**DIRECTIONS**.
Omit every picture and output the rest of the records exactly as they are.

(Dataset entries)
#####

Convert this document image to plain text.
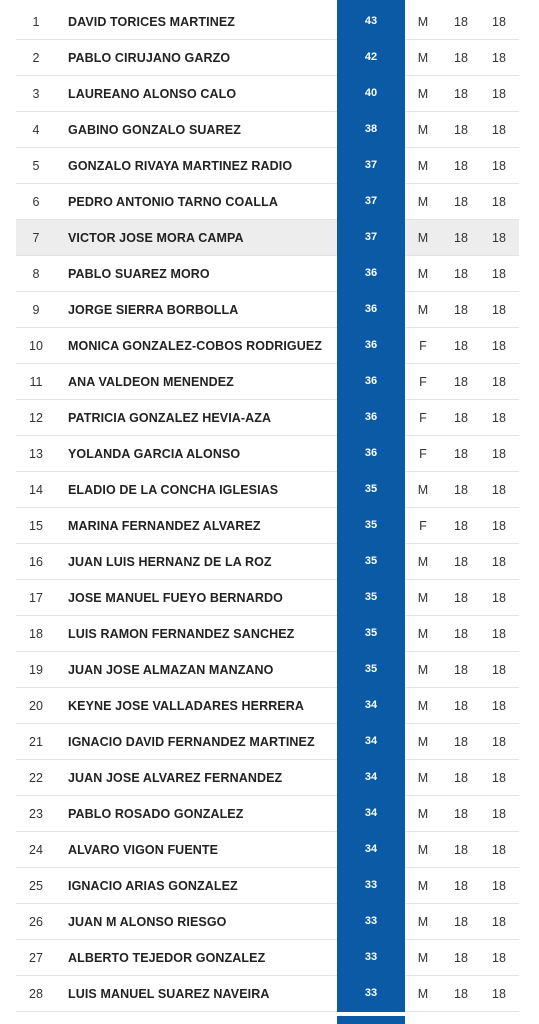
1	DAVID TORICES MARTINEZ	43	M	18	18
2	PABLO CIRUJANO GARZO	42	M	18	18
3	LAUREANO ALONSO CALO	40	M	18	18
4	GABINO GONZALO SUAREZ	38	M	18	18
5	GONZALO RIVAYA MARTINEZ RADIO	37	M	18	18
6	PEDRO ANTONIO TARNO COALLA	37	M	18	18
7	VICTOR JOSE MORA CAMPA	37	M	18	18
8	PABLO SUAREZ MORO	36	M	18	18
9	JORGE SIERRA BORBOLLA	36	M	18	18
10	MONICA GONZALEZ-COBOS RODRIGUEZ	36	F	18	18
11	ANA VALDEON MENENDEZ	36	F	18	18
12	PATRICIA GONZALEZ HEVIA-AZA	36	F	18	18
13	YOLANDA GARCIA ALONSO	36	F	18	18
14	ELADIO DE LA CONCHA IGLESIAS	35	M	18	18
15	MARINA FERNANDEZ ALVAREZ	35	F	18	18
16	JUAN LUIS HERNANZ DE LA ROZ	35	M	18	18
17	JOSE MANUEL FUEYO BERNARDO	35	M	18	18
18	LUIS RAMON FERNANDEZ SANCHEZ	35	M	18	18
19	JUAN JOSE ALMAZAN MANZANO	35	M	18	18
20	KEYNE JOSE VALLADARES HERRERA	34	M	18	18
21	IGNACIO DAVID FERNANDEZ MARTINEZ	34	M	18	18
22	JUAN JOSE ALVAREZ FERNANDEZ	34	M	18	18
23	PABLO ROSADO GONZALEZ	34	M	18	18
24	ALVARO VIGON FUENTE	34	M	18	18
25	IGNACIO ARIAS GONZALEZ	33	M	18	18
26	JUAN M ALONSO RIESGO	33	M	18	18
27	ALBERTO TEJEDOR GONZALEZ	33	M	18	18
28	LUIS MANUEL SUAREZ NAVEIRA	33	M	18	18
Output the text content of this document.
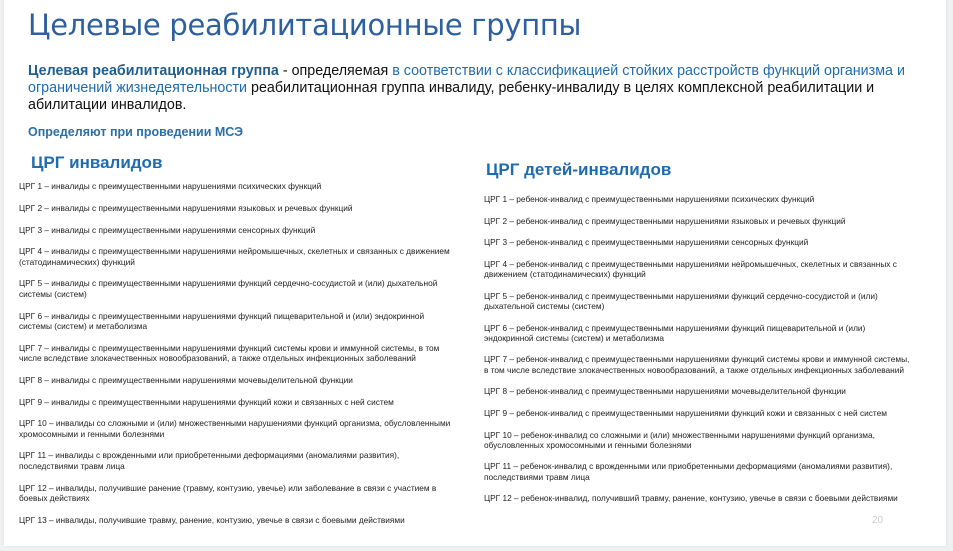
Целевые реабилитационные группы
Целевая реабилитационная группа - определяемая в соответствии с классификацией стойких расстройств функций организма и ограничений жизнедеятельности реабилитационная группа инвалиду, ребенку-инвалиду в целях комплексной реабилитации и абилитации инвалидов.
Определяют при проведении МСЭ
ЦРГ инвалидов
ЦРГ 1 – инвалиды с преимущественными нарушениями психических функций
ЦРГ 2 – инвалиды с преимущественными нарушениями языковых и речевых функций
ЦРГ 3 – инвалиды с преимущественными нарушениями сенсорных функций
ЦРГ 4 – инвалиды с преимущественными нарушениями нейромышечных, скелетных и связанных с движением (статодинамических) функций
ЦРГ 5 – инвалиды с преимущественными нарушениями функций сердечно-сосудистой и (или) дыхательной системы (систем)
ЦРГ 6 – инвалиды с преимущественными нарушениями функций пищеварительной и (или) эндокринной системы (систем) и метаболизма
ЦРГ 7 – инвалиды с преимущественными нарушениями функций системы крови и иммунной системы, в том числе вследствие злокачественных новообразований, а также отдельных инфекционных заболеваний
ЦРГ 8 – инвалиды с преимущественными нарушениями мочевыделительной функции
ЦРГ 9 – инвалиды с преимущественными нарушениями функций кожи и связанных с ней систем
ЦРГ 10 – инвалиды со сложными и (или) множественными нарушениями функций организма, обусловленными хромосомными и генными болезнями
ЦРГ 11 – инвалиды с врожденными или приобретенными деформациями (аномалиями развития), последствиями травм лица
ЦРГ 12 – инвалиды, получившие ранение (травму, контузию, увечье) или заболевание в связи с участием в боевых действиях
ЦРГ 13 – инвалиды, получившие травму, ранение, контузию, увечье в связи с боевыми действиями
ЦРГ детей-инвалидов
ЦРГ 1 – ребенок-инвалид с преимущественными нарушениями психических функций
ЦРГ 2 – ребенок-инвалид с преимущественными нарушениями языковых и речевых функций
ЦРГ 3 – ребенок-инвалид с преимущественными нарушениями сенсорных функций
ЦРГ 4 – ребенок-инвалид с преимущественными нарушениями нейромышечных, скелетных и связанных с движением (статодинамических) функций
ЦРГ 5 – ребенок-инвалид с преимущественными нарушениями функций сердечно-сосудистой и (или) дыхательной системы (систем)
ЦРГ 6 – ребенок-инвалид с преимущественными нарушениями функций пищеварительной и (или) эндокринной системы (систем) и метаболизма
ЦРГ 7 – ребенок-инвалид с преимущественными нарушениями функций системы крови и иммунной системы, в том числе вследствие злокачественных новообразований, а также отдельных инфекционных заболеваний
ЦРГ 8 – ребенок-инвалид с преимущественными нарушениями мочевыделительной функции
ЦРГ 9 – ребенок-инвалид с преимущественными нарушениями функций кожи и связанных с ней систем
ЦРГ 10 – ребенок-инвалид со сложными и (или) множественными нарушениями функций организма, обусловленных хромосомными и генными болезнями
ЦРГ 11 – ребенок-инвалид с врожденными или приобретенными деформациями (аномалиями развития), последствиями травм лица
ЦРГ 12 – ребенок-инвалид, получивший травму, ранение, контузию, увечье в связи с боевыми действиями
20
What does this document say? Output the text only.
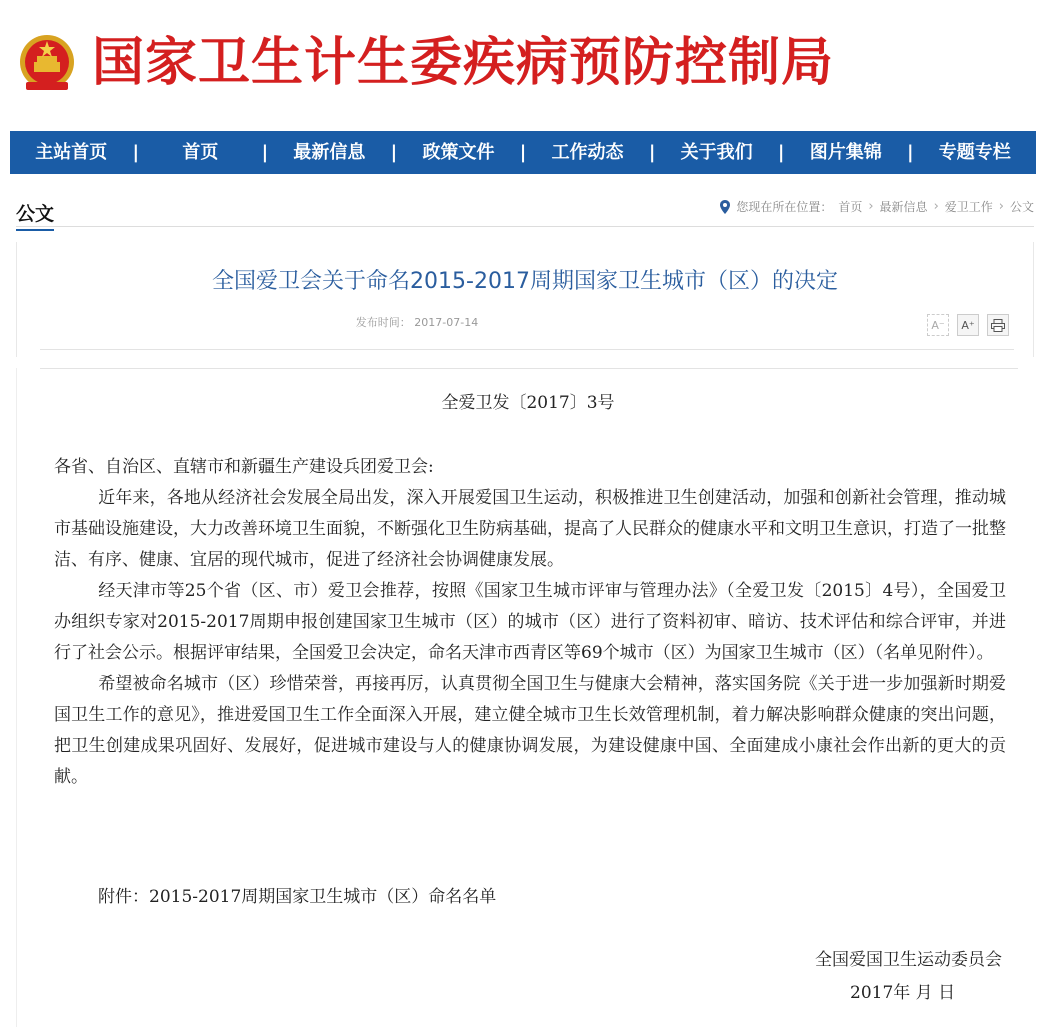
国家卫生计生委疾病预防控制局
主站首页	|	首页	|	最新信息	|	政策文件	|	工作动态	|	关于我们	|	图片集锦	|	专题专栏
公文	您现在所在位置： 首页 › 最新信息 › 爱卫工作 › 公文
全国爱卫会关于命名2015-2017周期国家卫生城市（区）的决定
发布时间： 2017-07-14	A⁻	A⁺
全爱卫发〔2017〕3号

各省、自治区、直辖市和新疆生产建设兵团爱卫会:

近年来，各地从经济社会发展全局出发，深入开展爱国卫生运动，积极推进卫生创建活动，加强和创新社会管理，推动城市基础设施建设，大力改善环境卫生面貌，不断强化卫生防病基础，提高了人民群众的健康水平和文明卫生意识，打造了一批整洁、有序、健康、宜居的现代城市，促进了经济社会协调健康发展。

经天津市等25个省（区、市）爱卫会推荐，按照《国家卫生城市评审与管理办法》（全爱卫发〔2015〕4号），全国爱卫办组织专家对2015-2017周期申报创建国家卫生城市（区）的城市（区）进行了资料初审、暗访、技术评估和综合评审，并进行了社会公示。根据评审结果，全国爱卫会决定，命名天津市西青区等69个城市（区）为国家卫生城市（区）（名单见附件）。

希望被命名城市（区）珍惜荣誉，再接再厉，认真贯彻全国卫生与健康大会精神，落实国务院《关于进一步加强新时期爱国卫生工作的意见》，推进爱国卫生工作全面深入开展，建立健全城市卫生长效管理机制，着力解决影响群众健康的突出问题，把卫生创建成果巩固好、发展好，促进城市建设与人的健康协调发展，为建设健康中国、全面建成小康社会作出新的更大的贡献。

附件：2015-2017周期国家卫生城市（区）命名名单
全国爱国卫生运动委员会
2017年 月 日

#####

**EXPECTED ANSWER**.
Convert this document image to plain text.
1	DAVID TORICES MARTINEZ	43	M	18	18
2	PABLO CIRUJANO GARZO	42	M	18	18
3	LAUREANO ALONSO CALO	40	M	18	18
4	GABINO GONZALO SUAREZ	38	M	18	18
5	GONZALO RIVAYA MARTINEZ RADIO	37	M	18	18
6	PEDRO ANTONIO TARNO COALLA	37	M	18	18
7	VICTOR JOSE MORA CAMPA	37	M	18	18
8	PABLO SUAREZ MORO	36	M	18	18
9	JORGE SIERRA BORBOLLA	36	M	18	18
10	MONICA GONZALEZ-COBOS RODRIGUEZ	36	F	18	18
11	ANA VALDEON MENENDEZ	36	F	18	18
12	PATRICIA GONZALEZ HEVIA-AZA	36	F	18	18
13	YOLANDA GARCIA ALONSO	36	F	18	18
14	ELADIO DE LA CONCHA IGLESIAS	35	M	18	18
15	MARINA FERNANDEZ ALVAREZ	35	F	18	18
16	JUAN LUIS HERNANZ DE LA ROZ	35	M	18	18
17	JOSE MANUEL FUEYO BERNARDO	35	M	18	18
18	LUIS RAMON FERNANDEZ SANCHEZ	35	M	18	18
19	JUAN JOSE ALMAZAN MANZANO	35	M	18	18
20	KEYNE JOSE VALLADARES HERRERA	34	M	18	18
21	IGNACIO DAVID FERNANDEZ MARTINEZ	34	M	18	18
22	JUAN JOSE ALVAREZ FERNANDEZ	34	M	18	18
23	PABLO ROSADO GONZALEZ	34	M	18	18
24	ALVARO VIGON FUENTE	34	M	18	18
25	IGNACIO ARIAS GONZALEZ	33	M	18	18
26	JUAN M ALONSO RIESGO	33	M	18	18
27	ALBERTO TEJEDOR GONZALEZ	33	M	18	18
28	LUIS MANUEL SUAREZ NAVEIRA	33	M	18	18
Output the text content of this document.
Целевые реабилитационные группы
Целевая реабилитационная группа - определяемая в соответствии с классификацией стойких расстройств функций организма и ограничений жизнедеятельности реабилитационная группа инвалиду, ребенку-инвалиду в целях комплексной реабилитации и абилитации инвалидов.
Определяют при проведении МСЭ
ЦРГ инвалидов
ЦРГ 1 – инвалиды с преимущественными нарушениями психических функций
ЦРГ 2 – инвалиды с преимущественными нарушениями языковых и речевых функций
ЦРГ 3 – инвалиды с преимущественными нарушениями сенсорных функций
ЦРГ 4 – инвалиды с преимущественными нарушениями нейромышечных, скелетных и связанных с движением (статодинамических) функций
ЦРГ 5 – инвалиды с преимущественными нарушениями функций сердечно-сосудистой и (или) дыхательной системы (систем)
ЦРГ 6 – инвалиды с преимущественными нарушениями функций пищеварительной и (или) эндокринной системы (систем) и метаболизма
ЦРГ 7 – инвалиды с преимущественными нарушениями функций системы крови и иммунной системы, в том числе вследствие злокачественных новообразований, а также отдельных инфекционных заболеваний
ЦРГ 8 – инвалиды с преимущественными нарушениями мочевыделительной функции
ЦРГ 9 – инвалиды с преимущественными нарушениями функций кожи и связанных с ней систем
ЦРГ 10 – инвалиды со сложными и (или) множественными нарушениями функций организма, обусловленными хромосомными и генными болезнями
ЦРГ 11 – инвалиды с врожденными или приобретенными деформациями (аномалиями развития), последствиями травм лица
ЦРГ 12 – инвалиды, получившие ранение (травму, контузию, увечье) или заболевание в связи с участием в боевых действиях
ЦРГ 13 – инвалиды, получившие травму, ранение, контузию, увечье в связи с боевыми действиями
ЦРГ детей-инвалидов
ЦРГ 1 – ребенок-инвалид с преимущественными нарушениями психических функций
ЦРГ 2 – ребенок-инвалид с преимущественными нарушениями языковых и речевых функций
ЦРГ 3 – ребенок-инвалид с преимущественными нарушениями сенсорных функций
ЦРГ 4 – ребенок-инвалид с преимущественными нарушениями нейромышечных, скелетных и связанных с движением (статодинамических) функций
ЦРГ 5 – ребенок-инвалид с преимущественными нарушениями функций сердечно-сосудистой и (или) дыхательной системы (систем)
ЦРГ 6 – ребенок-инвалид с преимущественными нарушениями функций пищеварительной и (или) эндокринной системы (систем) и метаболизма
ЦРГ 7 – ребенок-инвалид с преимущественными нарушениями функций системы крови и иммунной системы, в том числе вследствие злокачественных новообразований, а также отдельных инфекционных заболеваний
ЦРГ 8 – ребенок-инвалид с преимущественными нарушениями мочевыделительной функции
ЦРГ 9 – ребенок-инвалид с преимущественными нарушениями функций кожи и связанных с ней систем
ЦРГ 10 – ребенок-инвалид со сложными и (или) множественными нарушениями функций организма, обусловленных хромосомными и генными болезнями
ЦРГ 11 – ребенок-инвалид с врожденными или приобретенными деформациями (аномалиями развития), последствиями травм лица
ЦРГ 12 – ребенок-инвалид, получивший травму, ранение, контузию, увечье в связи с боевыми действиями
20
What does this document say? Output the text only.
国家卫生计生委疾病预防控制局
主站首页	|	首页	|	最新信息	|	政策文件	|	工作动态	|	关于我们	|	图片集锦	|	专题专栏
公文	您现在所在位置： 首页 › 最新信息 › 爱卫工作 › 公文
全国爱卫会关于命名2015-2017周期国家卫生城市（区）的决定
发布时间： 2017-07-14	A⁻	A⁺
全爱卫发〔2017〕3号

各省、自治区、直辖市和新疆生产建设兵团爱卫会:

近年来，各地从经济社会发展全局出发，深入开展爱国卫生运动，积极推进卫生创建活动，加强和创新社会管理，推动城市基础设施建设，大力改善环境卫生面貌，不断强化卫生防病基础，提高了人民群众的健康水平和文明卫生意识，打造了一批整洁、有序、健康、宜居的现代城市，促进了经济社会协调健康发展。

经天津市等25个省（区、市）爱卫会推荐，按照《国家卫生城市评审与管理办法》（全爱卫发〔2015〕4号），全国爱卫办组织专家对2015-2017周期申报创建国家卫生城市（区）的城市（区）进行了资料初审、暗访、技术评估和综合评审，并进行了社会公示。根据评审结果，全国爱卫会决定，命名天津市西青区等69个城市（区）为国家卫生城市（区）（名单见附件）。

希望被命名城市（区）珍惜荣誉，再接再厉，认真贯彻全国卫生与健康大会精神，落实国务院《关于进一步加强新时期爱国卫生工作的意见》，推进爱国卫生工作全面深入开展，建立健全城市卫生长效管理机制，着力解决影响群众健康的突出问题，把卫生创建成果巩固好、发展好，促进城市建设与人的健康协调发展，为建设健康中国、全面建成小康社会作出新的更大的贡献。

附件：2015-2017周期国家卫生城市（区）命名名单
全国爱国卫生运动委员会
2017年 月 日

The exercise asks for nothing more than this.